TO DO: Restate every entry word for word.

*** THE RECORDS ***

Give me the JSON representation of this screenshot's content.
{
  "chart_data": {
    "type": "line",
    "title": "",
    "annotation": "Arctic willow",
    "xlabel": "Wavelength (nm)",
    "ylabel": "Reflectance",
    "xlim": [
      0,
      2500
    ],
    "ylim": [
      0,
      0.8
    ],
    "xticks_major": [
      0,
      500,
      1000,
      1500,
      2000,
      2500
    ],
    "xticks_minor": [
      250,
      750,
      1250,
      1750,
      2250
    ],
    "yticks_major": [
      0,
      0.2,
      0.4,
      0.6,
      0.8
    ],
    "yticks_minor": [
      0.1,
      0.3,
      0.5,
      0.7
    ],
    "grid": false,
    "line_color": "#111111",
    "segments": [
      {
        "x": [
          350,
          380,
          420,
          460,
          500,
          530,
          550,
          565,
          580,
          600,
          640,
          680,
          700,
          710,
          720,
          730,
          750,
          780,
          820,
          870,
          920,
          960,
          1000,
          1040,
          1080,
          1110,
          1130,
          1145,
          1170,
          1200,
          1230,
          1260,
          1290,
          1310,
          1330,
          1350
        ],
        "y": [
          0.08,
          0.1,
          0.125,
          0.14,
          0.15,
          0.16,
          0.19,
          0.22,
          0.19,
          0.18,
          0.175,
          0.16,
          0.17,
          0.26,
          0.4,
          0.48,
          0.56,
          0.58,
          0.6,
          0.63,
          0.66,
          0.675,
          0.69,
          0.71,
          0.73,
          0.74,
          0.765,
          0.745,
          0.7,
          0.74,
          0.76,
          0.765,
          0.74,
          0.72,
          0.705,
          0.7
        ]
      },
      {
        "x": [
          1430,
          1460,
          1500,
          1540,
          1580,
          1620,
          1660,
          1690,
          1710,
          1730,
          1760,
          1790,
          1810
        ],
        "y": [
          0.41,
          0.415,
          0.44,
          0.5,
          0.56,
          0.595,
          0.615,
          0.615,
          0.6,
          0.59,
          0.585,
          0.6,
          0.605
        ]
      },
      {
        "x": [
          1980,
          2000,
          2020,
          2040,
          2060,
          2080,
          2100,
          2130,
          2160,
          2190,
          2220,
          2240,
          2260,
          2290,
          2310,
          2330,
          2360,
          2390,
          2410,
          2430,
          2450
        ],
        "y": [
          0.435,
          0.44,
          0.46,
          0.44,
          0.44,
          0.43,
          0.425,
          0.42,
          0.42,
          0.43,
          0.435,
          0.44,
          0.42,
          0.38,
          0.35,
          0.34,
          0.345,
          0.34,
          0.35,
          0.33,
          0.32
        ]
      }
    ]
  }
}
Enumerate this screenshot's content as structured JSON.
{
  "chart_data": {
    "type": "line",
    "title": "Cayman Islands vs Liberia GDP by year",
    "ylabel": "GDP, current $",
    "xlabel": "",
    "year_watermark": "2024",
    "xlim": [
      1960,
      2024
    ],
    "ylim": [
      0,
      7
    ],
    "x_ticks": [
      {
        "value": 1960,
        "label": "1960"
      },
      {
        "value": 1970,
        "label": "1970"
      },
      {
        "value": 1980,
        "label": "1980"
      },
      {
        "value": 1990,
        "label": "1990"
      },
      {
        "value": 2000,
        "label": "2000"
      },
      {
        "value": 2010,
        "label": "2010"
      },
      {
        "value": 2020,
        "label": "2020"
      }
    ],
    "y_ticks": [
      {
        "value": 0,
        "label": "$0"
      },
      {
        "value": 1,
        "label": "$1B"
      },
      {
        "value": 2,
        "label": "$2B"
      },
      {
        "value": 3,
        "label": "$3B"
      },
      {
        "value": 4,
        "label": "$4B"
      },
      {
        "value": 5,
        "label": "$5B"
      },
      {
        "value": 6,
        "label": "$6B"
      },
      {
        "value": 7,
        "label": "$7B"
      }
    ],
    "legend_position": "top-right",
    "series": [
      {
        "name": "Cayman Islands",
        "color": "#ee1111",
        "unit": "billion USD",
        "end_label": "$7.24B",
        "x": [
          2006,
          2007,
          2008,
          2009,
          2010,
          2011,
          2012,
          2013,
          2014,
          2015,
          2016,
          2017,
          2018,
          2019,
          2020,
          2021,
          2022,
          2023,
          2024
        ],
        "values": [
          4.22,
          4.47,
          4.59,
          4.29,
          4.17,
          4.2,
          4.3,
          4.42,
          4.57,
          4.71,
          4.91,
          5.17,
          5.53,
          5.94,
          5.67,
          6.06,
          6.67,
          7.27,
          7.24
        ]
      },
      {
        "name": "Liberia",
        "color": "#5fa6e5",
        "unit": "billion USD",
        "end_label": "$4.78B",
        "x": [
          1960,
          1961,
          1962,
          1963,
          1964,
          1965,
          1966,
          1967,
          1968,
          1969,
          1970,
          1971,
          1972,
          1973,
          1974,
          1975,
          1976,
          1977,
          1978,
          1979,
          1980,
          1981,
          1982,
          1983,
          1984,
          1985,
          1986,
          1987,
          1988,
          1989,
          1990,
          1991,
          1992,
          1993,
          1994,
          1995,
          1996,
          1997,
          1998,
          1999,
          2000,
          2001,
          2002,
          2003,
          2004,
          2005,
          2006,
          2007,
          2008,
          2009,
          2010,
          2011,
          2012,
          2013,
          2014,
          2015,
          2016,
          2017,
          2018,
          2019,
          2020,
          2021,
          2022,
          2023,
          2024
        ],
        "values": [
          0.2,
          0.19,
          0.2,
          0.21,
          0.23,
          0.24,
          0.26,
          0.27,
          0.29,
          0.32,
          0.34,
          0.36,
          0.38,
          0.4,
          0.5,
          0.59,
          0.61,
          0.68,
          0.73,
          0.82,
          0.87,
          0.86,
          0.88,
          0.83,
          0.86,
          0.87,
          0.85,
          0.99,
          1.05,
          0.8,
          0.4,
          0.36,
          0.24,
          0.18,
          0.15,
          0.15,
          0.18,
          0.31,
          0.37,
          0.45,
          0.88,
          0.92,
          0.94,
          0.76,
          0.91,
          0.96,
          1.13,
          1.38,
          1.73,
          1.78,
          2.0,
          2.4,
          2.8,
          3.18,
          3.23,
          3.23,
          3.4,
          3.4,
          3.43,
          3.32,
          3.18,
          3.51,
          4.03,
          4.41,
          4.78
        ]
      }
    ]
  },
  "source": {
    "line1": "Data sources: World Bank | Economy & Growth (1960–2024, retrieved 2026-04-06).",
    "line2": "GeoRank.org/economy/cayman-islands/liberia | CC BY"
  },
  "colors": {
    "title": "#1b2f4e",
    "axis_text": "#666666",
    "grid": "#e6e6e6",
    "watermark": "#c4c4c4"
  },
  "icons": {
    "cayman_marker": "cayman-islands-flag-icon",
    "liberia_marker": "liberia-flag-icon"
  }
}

***

WRITTEN SOLUTION:
Give me the JSON representation of this screenshot's content.
{
  "chart_data": {
    "type": "line",
    "title": "",
    "annotation": "Arctic willow",
    "xlabel": "Wavelength (nm)",
    "ylabel": "Reflectance",
    "xlim": [
      0,
      2500
    ],
    "ylim": [
      0,
      0.8
    ],
    "xticks_major": [
      0,
      500,
      1000,
      1500,
      2000,
      2500
    ],
    "xticks_minor": [
      250,
      750,
      1250,
      1750,
      2250
    ],
    "yticks_major": [
      0,
      0.2,
      0.4,
      0.6,
      0.8
    ],
    "yticks_minor": [
      0.1,
      0.3,
      0.5,
      0.7
    ],
    "grid": false,
    "line_color": "#111111",
    "segments": [
      {
        "x": [
          350,
          380,
          420,
          460,
          500,
          530,
          550,
          565,
          580,
          600,
          640,
          680,
          700,
          710,
          720,
          730,
          750,
          780,
          820,
          870,
          920,
          960,
          1000,
          1040,
          1080,
          1110,
          1130,
          1145,
          1170,
          1200,
          1230,
          1260,
          1290,
          1310,
          1330,
          1350
        ],
        "y": [
          0.08,
          0.1,
          0.125,
          0.14,
          0.15,
          0.16,
          0.19,
          0.22,
          0.19,
          0.18,
          0.175,
          0.16,
          0.17,
          0.26,
          0.4,
          0.48,
          0.56,
          0.58,
          0.6,
          0.63,
          0.66,
          0.675,
          0.69,
          0.71,
          0.73,
          0.74,
          0.765,
          0.745,
          0.7,
          0.74,
          0.76,
          0.765,
          0.74,
          0.72,
          0.705,
          0.7
        ]
      },
      {
        "x": [
          1430,
          1460,
          1500,
          1540,
          1580,
          1620,
          1660,
          1690,
          1710,
          1730,
          1760,
          1790,
          1810
        ],
        "y": [
          0.41,
          0.415,
          0.44,
          0.5,
          0.56,
          0.595,
          0.615,
          0.615,
          0.6,
          0.59,
          0.585,
          0.6,
          0.605
        ]
      },
      {
        "x": [
          1980,
          2000,
          2020,
          2040,
          2060,
          2080,
          2100,
          2130,
          2160,
          2190,
          2220,
          2240,
          2260,
          2290,
          2310,
          2330,
          2360,
          2390,
          2410,
          2430,
          2450
        ],
        "y": [
          0.435,
          0.44,
          0.46,
          0.44,
          0.44,
          0.43,
          0.425,
          0.42,
          0.42,
          0.43,
          0.435,
          0.44,
          0.42,
          0.38,
          0.35,
          0.34,
          0.345,
          0.34,
          0.35,
          0.33,
          0.32
        ]
      }
    ]
  }
}
Enumerate this screenshot's content as structured JSON.
{
  "chart_data": {
    "type": "line",
    "title": "Cayman Islands vs Liberia GDP by year",
    "ylabel": "GDP, current $",
    "xlabel": "",
    "year_watermark": "2024",
    "xlim": [
      1960,
      2024
    ],
    "ylim": [
      0,
      7
    ],
    "x_ticks": [
      {
        "value": 1960,
        "label": "1960"
      },
      {
        "value": 1970,
        "label": "1970"
      },
      {
        "value": 1980,
        "label": "1980"
      },
      {
        "value": 1990,
        "label": "1990"
      },
      {
        "value": 2000,
        "label": "2000"
      },
      {
        "value": 2010,
        "label": "2010"
      },
      {
        "value": 2020,
        "label": "2020"
      }
    ],
    "y_ticks": [
      {
        "value": 0,
        "label": "$0"
      },
      {
        "value": 1,
        "label": "$1B"
      },
      {
        "value": 2,
        "label": "$2B"
      },
      {
        "value": 3,
        "label": "$3B"
      },
      {
        "value": 4,
        "label": "$4B"
      },
      {
        "value": 5,
        "label": "$5B"
      },
      {
        "value": 6,
        "label": "$6B"
      },
      {
        "value": 7,
        "label": "$7B"
      }
    ],
    "legend_position": "top-right",
    "series": [
      {
        "name": "Cayman Islands",
        "color": "#ee1111",
        "unit": "billion USD",
        "end_label": "$7.24B",
        "x": [
          2006,
          2007,
          2008,
          2009,
          2010,
          2011,
          2012,
          2013,
          2014,
          2015,
          2016,
          2017,
          2018,
          2019,
          2020,
          2021,
          2022,
          2023,
          2024
        ],
        "values": [
          4.22,
          4.47,
          4.59,
          4.29,
          4.17,
          4.2,
          4.3,
          4.42,
          4.57,
          4.71,
          4.91,
          5.17,
          5.53,
          5.94,
          5.67,
          6.06,
          6.67,
          7.27,
          7.24
        ]
      },
      {
        "name": "Liberia",
        "color": "#5fa6e5",
        "unit": "billion USD",
        "end_label": "$4.78B",
        "x": [
          1960,
          1961,
          1962,
          1963,
          1964,
          1965,
          1966,
          1967,
          1968,
          1969,
          1970,
          1971,
          1972,
          1973,
          1974,
          1975,
          1976,
          1977,
          1978,
          1979,
          1980,
          1981,
          1982,
          1983,
          1984,
          1985,
          1986,
          1987,
          1988,
          1989,
          1990,
          1991,
          1992,
          1993,
          1994,
          1995,
          1996,
          1997,
          1998,
          1999,
          2000,
          2001,
          2002,
          2003,
          2004,
          2005,
          2006,
          2007,
          2008,
          2009,
          2010,
          2011,
          2012,
          2013,
          2014,
          2015,
          2016,
          2017,
          2018,
          2019,
          2020,
          2021,
          2022,
          2023,
          2024
        ],
        "values": [
          0.2,
          0.19,
          0.2,
          0.21,
          0.23,
          0.24,
          0.26,
          0.27,
          0.29,
          0.32,
          0.34,
          0.36,
          0.38,
          0.4,
          0.5,
          0.59,
          0.61,
          0.68,
          0.73,
          0.82,
          0.87,
          0.86,
          0.88,
          0.83,
          0.86,
          0.87,
          0.85,
          0.99,
          1.05,
          0.8,
          0.4,
          0.36,
          0.24,
          0.18,
          0.15,
          0.15,
          0.18,
          0.31,
          0.37,
          0.45,
          0.88,
          0.92,
          0.94,
          0.76,
          0.91,
          0.96,
          1.13,
          1.38,
          1.73,
          1.78,
          2.0,
          2.4,
          2.8,
          3.18,
          3.23,
          3.23,
          3.4,
          3.4,
          3.43,
          3.32,
          3.18,
          3.51,
          4.03,
          4.41,
          4.78
        ]
      }
    ]
  },
  "source": {
    "line1": "Data sources: World Bank | Economy & Growth (1960–2024, retrieved 2026-04-06).",
    "line2": "GeoRank.org/economy/cayman-islands/liberia | CC BY"
  },
  "colors": {
    "title": "#1b2f4e",
    "axis_text": "#666666",
    "grid": "#e6e6e6",
    "watermark": "#c4c4c4"
  },
  "icons": {
    "cayman_marker": "cayman-islands-flag-icon",
    "liberia_marker": "liberia-flag-icon"
  }
}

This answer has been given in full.